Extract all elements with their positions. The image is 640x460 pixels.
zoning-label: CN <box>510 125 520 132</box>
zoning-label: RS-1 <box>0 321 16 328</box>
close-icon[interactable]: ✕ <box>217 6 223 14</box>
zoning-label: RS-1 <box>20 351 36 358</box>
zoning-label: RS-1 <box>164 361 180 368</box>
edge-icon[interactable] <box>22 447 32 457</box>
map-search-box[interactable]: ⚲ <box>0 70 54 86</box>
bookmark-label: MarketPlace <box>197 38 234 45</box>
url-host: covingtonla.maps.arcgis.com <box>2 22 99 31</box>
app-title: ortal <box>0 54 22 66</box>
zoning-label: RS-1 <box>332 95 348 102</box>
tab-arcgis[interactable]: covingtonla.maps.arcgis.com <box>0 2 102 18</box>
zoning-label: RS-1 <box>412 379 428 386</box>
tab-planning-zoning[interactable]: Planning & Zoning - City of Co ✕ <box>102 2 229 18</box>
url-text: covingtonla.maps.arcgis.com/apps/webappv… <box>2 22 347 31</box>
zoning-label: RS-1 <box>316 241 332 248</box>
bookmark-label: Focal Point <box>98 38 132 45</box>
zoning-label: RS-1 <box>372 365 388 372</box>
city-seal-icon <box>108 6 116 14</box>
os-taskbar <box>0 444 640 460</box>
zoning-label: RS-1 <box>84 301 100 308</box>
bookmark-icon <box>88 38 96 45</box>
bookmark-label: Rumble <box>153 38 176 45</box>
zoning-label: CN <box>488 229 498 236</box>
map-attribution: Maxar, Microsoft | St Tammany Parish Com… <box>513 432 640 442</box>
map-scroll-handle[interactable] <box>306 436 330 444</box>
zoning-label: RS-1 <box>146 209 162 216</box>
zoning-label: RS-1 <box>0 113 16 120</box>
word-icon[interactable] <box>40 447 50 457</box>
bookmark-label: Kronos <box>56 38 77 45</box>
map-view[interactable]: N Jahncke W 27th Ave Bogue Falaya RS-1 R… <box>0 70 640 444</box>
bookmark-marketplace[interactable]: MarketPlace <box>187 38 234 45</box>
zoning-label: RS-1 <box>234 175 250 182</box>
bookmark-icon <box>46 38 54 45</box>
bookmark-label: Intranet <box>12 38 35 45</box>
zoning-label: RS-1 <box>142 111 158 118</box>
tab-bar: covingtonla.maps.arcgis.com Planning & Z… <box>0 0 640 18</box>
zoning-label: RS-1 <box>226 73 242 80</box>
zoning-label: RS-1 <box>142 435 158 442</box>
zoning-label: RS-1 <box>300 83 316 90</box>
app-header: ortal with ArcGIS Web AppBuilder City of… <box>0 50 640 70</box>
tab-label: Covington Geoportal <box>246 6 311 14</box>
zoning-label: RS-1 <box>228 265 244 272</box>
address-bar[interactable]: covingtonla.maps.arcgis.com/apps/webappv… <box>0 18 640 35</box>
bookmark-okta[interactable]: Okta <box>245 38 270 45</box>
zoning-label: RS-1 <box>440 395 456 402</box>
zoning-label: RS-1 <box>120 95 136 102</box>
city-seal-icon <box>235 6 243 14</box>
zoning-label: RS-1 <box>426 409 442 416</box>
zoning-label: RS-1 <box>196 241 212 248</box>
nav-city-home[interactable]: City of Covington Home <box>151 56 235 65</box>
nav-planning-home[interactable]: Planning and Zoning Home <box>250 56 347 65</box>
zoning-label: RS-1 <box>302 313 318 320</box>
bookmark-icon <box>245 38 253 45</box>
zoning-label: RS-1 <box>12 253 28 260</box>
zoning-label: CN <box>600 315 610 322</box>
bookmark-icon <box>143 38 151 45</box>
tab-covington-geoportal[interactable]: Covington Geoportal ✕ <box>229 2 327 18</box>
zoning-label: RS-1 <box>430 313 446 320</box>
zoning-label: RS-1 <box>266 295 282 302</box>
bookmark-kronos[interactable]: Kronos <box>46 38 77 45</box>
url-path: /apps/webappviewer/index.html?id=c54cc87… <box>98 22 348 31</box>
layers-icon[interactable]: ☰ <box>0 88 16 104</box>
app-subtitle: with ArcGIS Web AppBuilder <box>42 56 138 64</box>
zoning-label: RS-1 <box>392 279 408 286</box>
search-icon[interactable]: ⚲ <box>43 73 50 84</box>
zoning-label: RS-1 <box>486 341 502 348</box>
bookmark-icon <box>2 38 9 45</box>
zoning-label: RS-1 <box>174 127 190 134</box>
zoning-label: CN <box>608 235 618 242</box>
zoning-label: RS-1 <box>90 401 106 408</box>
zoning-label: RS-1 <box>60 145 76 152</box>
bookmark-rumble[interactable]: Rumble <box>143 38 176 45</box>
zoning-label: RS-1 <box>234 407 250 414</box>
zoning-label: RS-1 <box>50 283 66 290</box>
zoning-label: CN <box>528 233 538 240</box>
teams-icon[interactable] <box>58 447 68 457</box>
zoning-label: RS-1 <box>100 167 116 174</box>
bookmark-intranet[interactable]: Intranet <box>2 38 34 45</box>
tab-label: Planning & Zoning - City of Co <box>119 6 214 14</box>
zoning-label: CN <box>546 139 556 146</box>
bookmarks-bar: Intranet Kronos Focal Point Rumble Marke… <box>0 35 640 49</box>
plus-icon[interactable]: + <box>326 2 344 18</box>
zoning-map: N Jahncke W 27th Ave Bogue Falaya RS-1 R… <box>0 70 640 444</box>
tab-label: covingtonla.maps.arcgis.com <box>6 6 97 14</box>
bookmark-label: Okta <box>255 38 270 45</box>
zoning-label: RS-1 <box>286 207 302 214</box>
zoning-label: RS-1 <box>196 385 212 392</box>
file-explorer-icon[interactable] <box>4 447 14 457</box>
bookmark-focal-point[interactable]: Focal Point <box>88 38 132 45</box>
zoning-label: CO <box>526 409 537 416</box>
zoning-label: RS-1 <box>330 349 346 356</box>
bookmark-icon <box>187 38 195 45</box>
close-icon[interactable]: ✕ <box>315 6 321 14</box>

▶ _What the task asks_
Please reproduce every line of the entries above verbatim, in the same order.

▶ _Final result_
Extract all elements with their positions. The image is 640x460 pixels.
zoning-label: CN <box>510 125 520 132</box>
zoning-label: RS-1 <box>0 321 16 328</box>
close-icon[interactable]: ✕ <box>217 6 223 14</box>
zoning-label: RS-1 <box>20 351 36 358</box>
zoning-label: RS-1 <box>164 361 180 368</box>
edge-icon[interactable] <box>22 447 32 457</box>
map-search-box[interactable]: ⚲ <box>0 70 54 86</box>
bookmark-label: MarketPlace <box>197 38 234 45</box>
url-host: covingtonla.maps.arcgis.com <box>2 22 99 31</box>
app-title: ortal <box>0 54 22 66</box>
zoning-label: RS-1 <box>332 95 348 102</box>
tab-arcgis[interactable]: covingtonla.maps.arcgis.com <box>0 2 102 18</box>
zoning-label: RS-1 <box>412 379 428 386</box>
tab-planning-zoning[interactable]: Planning & Zoning - City of Co ✕ <box>102 2 229 18</box>
url-text: covingtonla.maps.arcgis.com/apps/webappv… <box>2 22 347 31</box>
zoning-label: RS-1 <box>316 241 332 248</box>
bookmark-label: Focal Point <box>98 38 132 45</box>
zoning-label: RS-1 <box>372 365 388 372</box>
city-seal-icon <box>108 6 116 14</box>
os-taskbar <box>0 444 640 460</box>
zoning-label: RS-1 <box>84 301 100 308</box>
bookmark-icon <box>88 38 96 45</box>
bookmark-label: Rumble <box>153 38 176 45</box>
zoning-label: CN <box>488 229 498 236</box>
map-attribution: Maxar, Microsoft | St Tammany Parish Com… <box>513 432 640 442</box>
map-scroll-handle[interactable] <box>306 436 330 444</box>
zoning-label: RS-1 <box>146 209 162 216</box>
zoning-label: RS-1 <box>0 113 16 120</box>
word-icon[interactable] <box>40 447 50 457</box>
bookmark-label: Kronos <box>56 38 77 45</box>
map-view[interactable]: N Jahncke W 27th Ave Bogue Falaya RS-1 R… <box>0 70 640 444</box>
bookmark-marketplace[interactable]: MarketPlace <box>187 38 234 45</box>
zoning-label: RS-1 <box>234 175 250 182</box>
bookmark-icon <box>46 38 54 45</box>
bookmark-label: Intranet <box>12 38 35 45</box>
zoning-label: RS-1 <box>142 111 158 118</box>
tab-bar: covingtonla.maps.arcgis.com Planning & Z… <box>0 0 640 18</box>
zoning-label: RS-1 <box>226 73 242 80</box>
zoning-label: RS-1 <box>142 435 158 442</box>
zoning-label: RS-1 <box>300 83 316 90</box>
app-header: ortal with ArcGIS Web AppBuilder City of… <box>0 50 640 70</box>
tab-label: Covington Geoportal <box>246 6 311 14</box>
zoning-label: RS-1 <box>228 265 244 272</box>
address-bar[interactable]: covingtonla.maps.arcgis.com/apps/webappv… <box>0 18 640 35</box>
bookmark-okta[interactable]: Okta <box>245 38 270 45</box>
zoning-label: RS-1 <box>440 395 456 402</box>
zoning-label: RS-1 <box>120 95 136 102</box>
city-seal-icon <box>235 6 243 14</box>
zoning-label: RS-1 <box>426 409 442 416</box>
zoning-label: RS-1 <box>196 241 212 248</box>
nav-city-home[interactable]: City of Covington Home <box>151 56 235 65</box>
nav-planning-home[interactable]: Planning and Zoning Home <box>250 56 347 65</box>
zoning-label: RS-1 <box>302 313 318 320</box>
bookmark-icon <box>245 38 253 45</box>
zoning-label: RS-1 <box>12 253 28 260</box>
zoning-label: CN <box>600 315 610 322</box>
bookmark-icon <box>143 38 151 45</box>
tab-covington-geoportal[interactable]: Covington Geoportal ✕ <box>229 2 327 18</box>
zoning-label: RS-1 <box>430 313 446 320</box>
zoning-label: RS-1 <box>266 295 282 302</box>
bookmark-kronos[interactable]: Kronos <box>46 38 77 45</box>
url-path: /apps/webappviewer/index.html?id=c54cc87… <box>98 22 348 31</box>
layers-icon[interactable]: ☰ <box>0 88 16 104</box>
app-subtitle: with ArcGIS Web AppBuilder <box>42 56 138 64</box>
zoning-label: RS-1 <box>392 279 408 286</box>
search-icon[interactable]: ⚲ <box>43 73 50 84</box>
zoning-label: RS-1 <box>486 341 502 348</box>
bookmark-icon <box>2 38 9 45</box>
zoning-label: RS-1 <box>174 127 190 134</box>
zoning-label: CN <box>608 235 618 242</box>
zoning-label: RS-1 <box>90 401 106 408</box>
zoning-label: RS-1 <box>60 145 76 152</box>
bookmark-rumble[interactable]: Rumble <box>143 38 176 45</box>
zoning-label: RS-1 <box>234 407 250 414</box>
zoning-label: RS-1 <box>50 283 66 290</box>
zoning-label: CN <box>528 233 538 240</box>
teams-icon[interactable] <box>58 447 68 457</box>
zoning-label: RS-1 <box>100 167 116 174</box>
bookmark-intranet[interactable]: Intranet <box>2 38 34 45</box>
tab-label: Planning & Zoning - City of Co <box>119 6 214 14</box>
zoning-label: CN <box>546 139 556 146</box>
bookmarks-bar: Intranet Kronos Focal Point Rumble Marke… <box>0 35 640 49</box>
plus-icon[interactable]: + <box>326 2 344 18</box>
zoning-map: N Jahncke W 27th Ave Bogue Falaya RS-1 R… <box>0 70 640 444</box>
tab-label: covingtonla.maps.arcgis.com <box>6 6 97 14</box>
bookmark-label: Okta <box>255 38 270 45</box>
zoning-label: RS-1 <box>286 207 302 214</box>
zoning-label: RS-1 <box>196 385 212 392</box>
file-explorer-icon[interactable] <box>4 447 14 457</box>
bookmark-focal-point[interactable]: Focal Point <box>88 38 132 45</box>
zoning-label: CO <box>526 409 537 416</box>
zoning-label: RS-1 <box>330 349 346 356</box>
bookmark-icon <box>187 38 195 45</box>
close-icon[interactable]: ✕ <box>315 6 321 14</box>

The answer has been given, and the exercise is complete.